Using the listing below, extract each line that has the word "ENGINE" in it.
··· Data rows ···
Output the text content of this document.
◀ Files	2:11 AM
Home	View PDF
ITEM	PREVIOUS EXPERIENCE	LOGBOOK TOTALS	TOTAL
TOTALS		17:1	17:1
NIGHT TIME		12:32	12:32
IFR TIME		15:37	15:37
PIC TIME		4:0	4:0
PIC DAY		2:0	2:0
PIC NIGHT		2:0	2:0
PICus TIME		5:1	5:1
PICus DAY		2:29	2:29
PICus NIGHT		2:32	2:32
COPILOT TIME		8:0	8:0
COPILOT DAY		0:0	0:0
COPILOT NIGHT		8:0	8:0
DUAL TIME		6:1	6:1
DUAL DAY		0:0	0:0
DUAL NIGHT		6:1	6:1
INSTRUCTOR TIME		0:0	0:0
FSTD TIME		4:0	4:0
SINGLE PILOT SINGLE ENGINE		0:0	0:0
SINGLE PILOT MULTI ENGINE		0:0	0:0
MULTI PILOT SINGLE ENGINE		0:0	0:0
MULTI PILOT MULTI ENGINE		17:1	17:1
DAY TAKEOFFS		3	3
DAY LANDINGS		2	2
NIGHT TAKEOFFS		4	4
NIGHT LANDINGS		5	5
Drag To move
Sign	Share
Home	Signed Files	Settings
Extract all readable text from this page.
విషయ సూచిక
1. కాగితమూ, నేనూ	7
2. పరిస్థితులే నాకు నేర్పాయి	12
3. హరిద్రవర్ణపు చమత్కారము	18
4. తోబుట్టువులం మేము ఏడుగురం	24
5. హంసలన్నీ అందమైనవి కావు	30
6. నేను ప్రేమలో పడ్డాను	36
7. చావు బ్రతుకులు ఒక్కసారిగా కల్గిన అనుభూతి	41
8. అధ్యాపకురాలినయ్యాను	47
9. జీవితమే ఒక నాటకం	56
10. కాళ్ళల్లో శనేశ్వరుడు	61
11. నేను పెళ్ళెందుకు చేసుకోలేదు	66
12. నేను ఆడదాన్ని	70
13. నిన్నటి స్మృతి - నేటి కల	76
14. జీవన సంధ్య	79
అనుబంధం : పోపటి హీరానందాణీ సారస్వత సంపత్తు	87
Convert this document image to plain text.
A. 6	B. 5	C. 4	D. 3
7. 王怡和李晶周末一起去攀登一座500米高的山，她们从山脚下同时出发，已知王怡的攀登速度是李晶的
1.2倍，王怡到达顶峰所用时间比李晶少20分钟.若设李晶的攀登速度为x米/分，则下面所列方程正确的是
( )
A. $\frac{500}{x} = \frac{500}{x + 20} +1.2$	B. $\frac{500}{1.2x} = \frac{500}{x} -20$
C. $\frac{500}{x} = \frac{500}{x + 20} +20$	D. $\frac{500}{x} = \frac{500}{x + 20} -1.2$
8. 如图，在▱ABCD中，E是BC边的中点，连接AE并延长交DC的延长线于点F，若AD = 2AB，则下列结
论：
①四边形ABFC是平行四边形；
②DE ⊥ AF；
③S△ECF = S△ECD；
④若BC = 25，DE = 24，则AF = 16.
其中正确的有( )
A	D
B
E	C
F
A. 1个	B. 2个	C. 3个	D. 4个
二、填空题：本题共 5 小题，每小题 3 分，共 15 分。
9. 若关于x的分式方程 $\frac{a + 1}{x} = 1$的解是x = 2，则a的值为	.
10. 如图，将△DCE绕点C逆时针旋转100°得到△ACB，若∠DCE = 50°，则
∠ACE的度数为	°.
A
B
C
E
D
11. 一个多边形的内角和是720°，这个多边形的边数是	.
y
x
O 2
···
- Reply to the task -
SINGLE PILOT SINGLE ENGINE		0:0	0:0
SINGLE PILOT MULTI ENGINE		0:0	0:0
MULTI PILOT SINGLE ENGINE		0:0	0:0
MULTI PILOT MULTI ENGINE		17:1	17:1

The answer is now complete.